=== WRITTEN TASKS ===
[a] In the text on camera exposure, what range does the in-camera meter scale normally show?
[b] Reproduce the passage of the camera exposure text starting at "When you shoot" and ending at "on the background).".

=== PROVIDED TEXT ===
Ryan, if you shoot in manual adjusting either the aperture or shutter speed will effect the exposure.
If you point your camera at a subject in manual your meter will give you a reading, by changing the aperture or shutter you can get the meter to show the cameras ideal exposure normally you see a scale in the camera from -3 to +3, when its on zero its what the camera believes is the correct exposure. Each increment is a stop of exposure so +1 is one stop over and -1 is one stop under.
When you shoot a dark subject against a bright background such as a person in front of a window or a bird against the sky, unless you spot meter off the subject the camera will be fooled, in these cases you would normally add exposure by either slowing the shutter or opening the aperture or using exposure compensation. A person in front of a window is easy as as I said you could spot meter off the subject and the camera would ignore the bright background, with a bird in flight its not so easy so photographers use the ability to over expose the image to improve the subject at the expense of the background (depending on the background).
Its normally trial and error, you could try it by pointing the camera at a branch that has the sky as the background, set the camera to say aperture priority and full metering take a shot, then using the exposure compensation change the exposure to +1 and take another, then +2, then +3 look at the 4 images and see the difference, do not change the aperture.

=== DATA ENTRIES ===
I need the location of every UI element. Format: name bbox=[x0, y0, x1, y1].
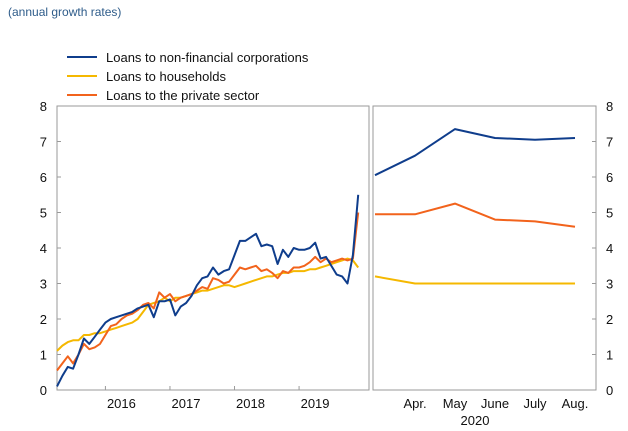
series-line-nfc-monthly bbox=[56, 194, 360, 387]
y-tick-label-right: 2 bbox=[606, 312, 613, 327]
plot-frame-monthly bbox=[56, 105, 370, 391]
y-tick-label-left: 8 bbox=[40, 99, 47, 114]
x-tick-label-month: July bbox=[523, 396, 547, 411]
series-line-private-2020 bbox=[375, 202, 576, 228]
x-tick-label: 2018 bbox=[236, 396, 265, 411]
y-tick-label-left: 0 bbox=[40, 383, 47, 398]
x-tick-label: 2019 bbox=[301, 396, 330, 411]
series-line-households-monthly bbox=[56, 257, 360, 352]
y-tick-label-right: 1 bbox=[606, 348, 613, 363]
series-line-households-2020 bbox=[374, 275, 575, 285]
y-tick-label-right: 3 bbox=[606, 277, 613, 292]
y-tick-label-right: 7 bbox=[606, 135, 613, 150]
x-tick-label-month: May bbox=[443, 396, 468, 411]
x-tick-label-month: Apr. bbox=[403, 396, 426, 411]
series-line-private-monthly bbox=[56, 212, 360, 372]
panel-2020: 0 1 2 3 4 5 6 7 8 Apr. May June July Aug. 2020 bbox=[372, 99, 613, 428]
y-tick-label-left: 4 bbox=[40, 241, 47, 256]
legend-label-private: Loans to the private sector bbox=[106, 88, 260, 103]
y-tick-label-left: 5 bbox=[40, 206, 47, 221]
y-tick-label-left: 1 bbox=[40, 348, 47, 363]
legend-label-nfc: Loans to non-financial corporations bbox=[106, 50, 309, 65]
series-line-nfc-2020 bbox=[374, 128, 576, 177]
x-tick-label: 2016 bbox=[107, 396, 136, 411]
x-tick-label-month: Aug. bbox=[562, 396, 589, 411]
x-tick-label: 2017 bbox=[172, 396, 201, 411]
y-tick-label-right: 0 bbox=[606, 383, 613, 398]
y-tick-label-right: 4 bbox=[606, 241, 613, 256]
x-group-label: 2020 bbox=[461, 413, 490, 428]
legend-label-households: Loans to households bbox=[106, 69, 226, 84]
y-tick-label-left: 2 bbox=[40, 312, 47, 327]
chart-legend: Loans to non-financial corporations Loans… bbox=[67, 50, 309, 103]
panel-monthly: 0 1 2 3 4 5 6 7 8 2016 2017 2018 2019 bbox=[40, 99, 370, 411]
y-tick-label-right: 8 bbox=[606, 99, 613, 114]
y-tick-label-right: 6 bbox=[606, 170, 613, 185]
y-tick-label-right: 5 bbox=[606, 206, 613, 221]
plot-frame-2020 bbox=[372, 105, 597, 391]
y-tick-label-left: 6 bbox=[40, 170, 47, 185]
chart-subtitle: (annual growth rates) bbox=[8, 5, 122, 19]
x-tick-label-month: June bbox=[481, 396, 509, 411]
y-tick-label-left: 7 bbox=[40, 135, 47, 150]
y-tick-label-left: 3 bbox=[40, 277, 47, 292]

...

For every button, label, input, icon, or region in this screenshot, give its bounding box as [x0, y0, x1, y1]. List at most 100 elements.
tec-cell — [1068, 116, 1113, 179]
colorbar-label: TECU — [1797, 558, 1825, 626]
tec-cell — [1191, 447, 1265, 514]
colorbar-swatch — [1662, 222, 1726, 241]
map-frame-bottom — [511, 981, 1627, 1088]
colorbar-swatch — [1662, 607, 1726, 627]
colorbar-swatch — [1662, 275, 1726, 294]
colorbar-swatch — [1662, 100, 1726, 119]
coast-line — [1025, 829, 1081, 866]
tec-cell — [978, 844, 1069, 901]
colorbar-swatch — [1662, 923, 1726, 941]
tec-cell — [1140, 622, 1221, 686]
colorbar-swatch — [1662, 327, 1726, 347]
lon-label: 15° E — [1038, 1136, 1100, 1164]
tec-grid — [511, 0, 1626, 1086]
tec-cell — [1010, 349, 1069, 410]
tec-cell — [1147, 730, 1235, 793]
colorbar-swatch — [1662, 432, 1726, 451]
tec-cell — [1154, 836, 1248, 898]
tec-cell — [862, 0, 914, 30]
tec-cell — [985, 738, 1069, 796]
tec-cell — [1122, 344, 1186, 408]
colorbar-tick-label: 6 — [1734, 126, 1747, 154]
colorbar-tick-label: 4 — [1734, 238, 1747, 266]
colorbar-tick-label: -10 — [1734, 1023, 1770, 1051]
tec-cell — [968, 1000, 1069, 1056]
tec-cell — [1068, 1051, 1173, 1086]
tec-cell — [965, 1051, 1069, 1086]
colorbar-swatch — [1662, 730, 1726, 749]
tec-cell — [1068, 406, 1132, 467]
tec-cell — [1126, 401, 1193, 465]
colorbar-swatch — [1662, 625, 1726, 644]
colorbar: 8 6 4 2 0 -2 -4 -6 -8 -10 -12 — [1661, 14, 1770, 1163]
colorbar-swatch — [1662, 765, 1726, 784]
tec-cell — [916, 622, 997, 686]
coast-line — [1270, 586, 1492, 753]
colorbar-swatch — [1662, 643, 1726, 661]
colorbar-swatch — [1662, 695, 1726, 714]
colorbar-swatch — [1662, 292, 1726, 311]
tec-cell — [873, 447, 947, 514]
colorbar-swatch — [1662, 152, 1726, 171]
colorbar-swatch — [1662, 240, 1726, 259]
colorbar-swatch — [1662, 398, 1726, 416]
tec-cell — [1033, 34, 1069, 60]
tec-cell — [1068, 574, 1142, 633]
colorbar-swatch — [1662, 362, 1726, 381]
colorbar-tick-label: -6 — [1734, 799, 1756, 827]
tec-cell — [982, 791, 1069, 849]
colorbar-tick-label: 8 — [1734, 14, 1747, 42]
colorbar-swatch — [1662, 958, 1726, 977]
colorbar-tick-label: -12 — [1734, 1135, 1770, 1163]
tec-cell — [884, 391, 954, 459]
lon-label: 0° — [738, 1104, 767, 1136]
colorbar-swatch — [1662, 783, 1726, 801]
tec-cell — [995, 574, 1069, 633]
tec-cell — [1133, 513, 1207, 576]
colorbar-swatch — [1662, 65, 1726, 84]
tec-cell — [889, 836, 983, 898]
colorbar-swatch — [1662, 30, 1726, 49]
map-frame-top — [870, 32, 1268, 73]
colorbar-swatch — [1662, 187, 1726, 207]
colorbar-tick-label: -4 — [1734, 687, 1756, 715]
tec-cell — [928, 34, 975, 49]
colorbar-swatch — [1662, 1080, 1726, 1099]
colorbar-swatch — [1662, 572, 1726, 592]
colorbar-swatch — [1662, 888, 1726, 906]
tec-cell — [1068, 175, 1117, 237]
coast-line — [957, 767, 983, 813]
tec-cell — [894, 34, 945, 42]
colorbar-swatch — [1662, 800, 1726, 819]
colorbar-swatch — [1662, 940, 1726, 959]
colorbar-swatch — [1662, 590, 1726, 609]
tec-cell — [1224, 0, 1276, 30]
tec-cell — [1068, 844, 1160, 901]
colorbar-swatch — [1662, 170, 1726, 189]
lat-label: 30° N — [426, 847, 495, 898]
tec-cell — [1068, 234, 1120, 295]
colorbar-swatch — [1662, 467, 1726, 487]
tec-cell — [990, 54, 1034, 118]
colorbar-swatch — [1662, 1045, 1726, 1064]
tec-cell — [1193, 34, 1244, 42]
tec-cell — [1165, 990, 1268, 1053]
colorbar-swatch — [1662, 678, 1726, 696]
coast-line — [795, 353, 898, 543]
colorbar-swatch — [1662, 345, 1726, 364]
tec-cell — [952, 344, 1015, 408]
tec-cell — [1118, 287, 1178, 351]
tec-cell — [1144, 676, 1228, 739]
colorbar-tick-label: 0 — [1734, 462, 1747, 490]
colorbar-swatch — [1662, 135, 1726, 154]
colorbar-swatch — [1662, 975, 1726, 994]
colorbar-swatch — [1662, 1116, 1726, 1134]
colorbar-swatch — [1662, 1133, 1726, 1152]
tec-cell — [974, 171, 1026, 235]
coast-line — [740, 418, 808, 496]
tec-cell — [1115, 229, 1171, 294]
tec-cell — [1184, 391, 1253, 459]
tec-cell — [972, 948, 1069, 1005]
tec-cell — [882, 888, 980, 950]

* * *

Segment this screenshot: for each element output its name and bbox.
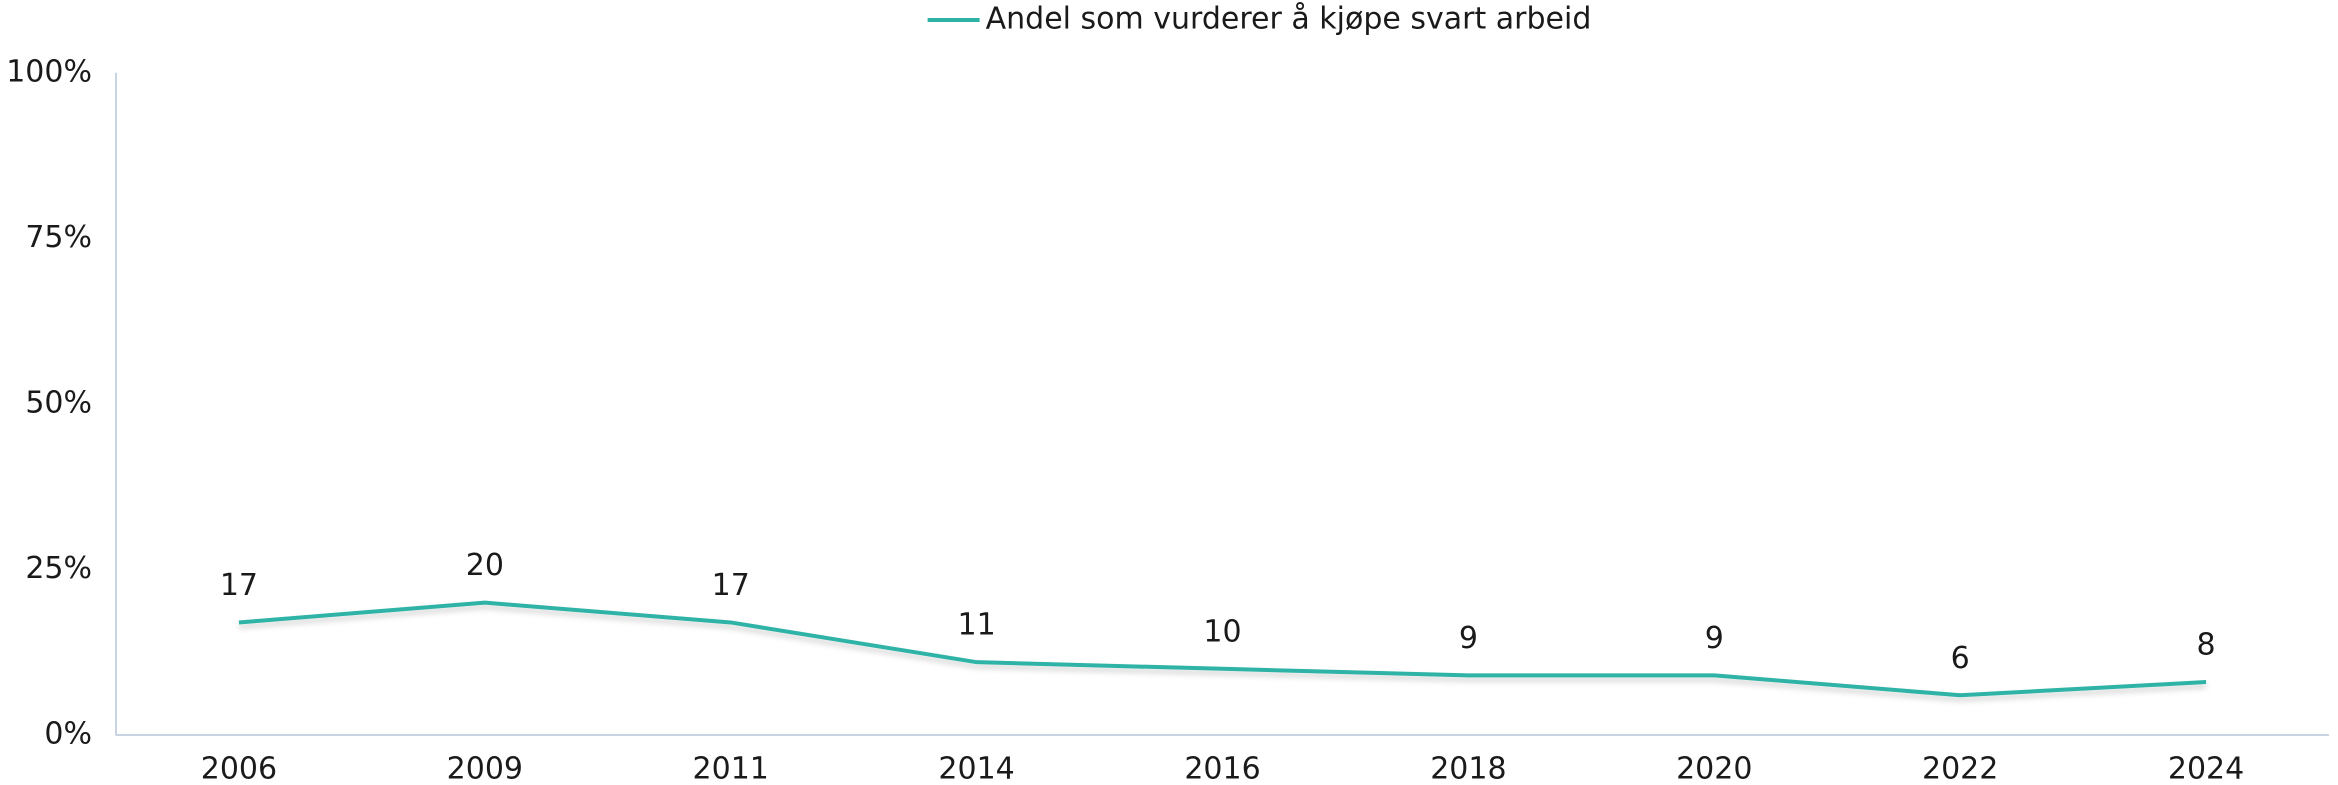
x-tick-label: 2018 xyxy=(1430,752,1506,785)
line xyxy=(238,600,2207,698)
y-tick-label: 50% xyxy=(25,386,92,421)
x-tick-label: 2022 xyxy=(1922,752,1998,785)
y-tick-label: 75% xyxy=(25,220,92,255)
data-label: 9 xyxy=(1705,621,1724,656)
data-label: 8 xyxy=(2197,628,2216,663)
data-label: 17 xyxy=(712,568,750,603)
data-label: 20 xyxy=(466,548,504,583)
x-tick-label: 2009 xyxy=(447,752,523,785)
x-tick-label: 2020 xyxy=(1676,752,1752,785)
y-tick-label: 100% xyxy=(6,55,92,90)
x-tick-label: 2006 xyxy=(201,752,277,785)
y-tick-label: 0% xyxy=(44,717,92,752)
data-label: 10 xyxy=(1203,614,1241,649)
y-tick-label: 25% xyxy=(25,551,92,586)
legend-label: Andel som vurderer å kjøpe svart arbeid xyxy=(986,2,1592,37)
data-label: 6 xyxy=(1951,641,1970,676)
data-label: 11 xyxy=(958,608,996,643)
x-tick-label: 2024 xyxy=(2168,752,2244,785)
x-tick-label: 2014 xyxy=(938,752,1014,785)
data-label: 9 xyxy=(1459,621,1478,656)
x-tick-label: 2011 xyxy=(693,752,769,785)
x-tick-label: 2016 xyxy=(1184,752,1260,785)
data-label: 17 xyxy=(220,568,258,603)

=== ANSWERS ===
[a] From -3 to +3.

[b]
When you shoot a dark subject against a bright background such as a person in front of a window or a bird against the sky, unless you spot meter off the subject the camera will be fooled, in these cases you would normally add exposure by either slowing the shutter or opening the aperture or using exposure compensation. A person in front of a window is easy as as I said you could spot meter off the subject and the camera would ignore the bright background, with a bird in flight its not so easy so photographers use the ability to over expose the image to improve the subject at the expense of the background (depending on the background).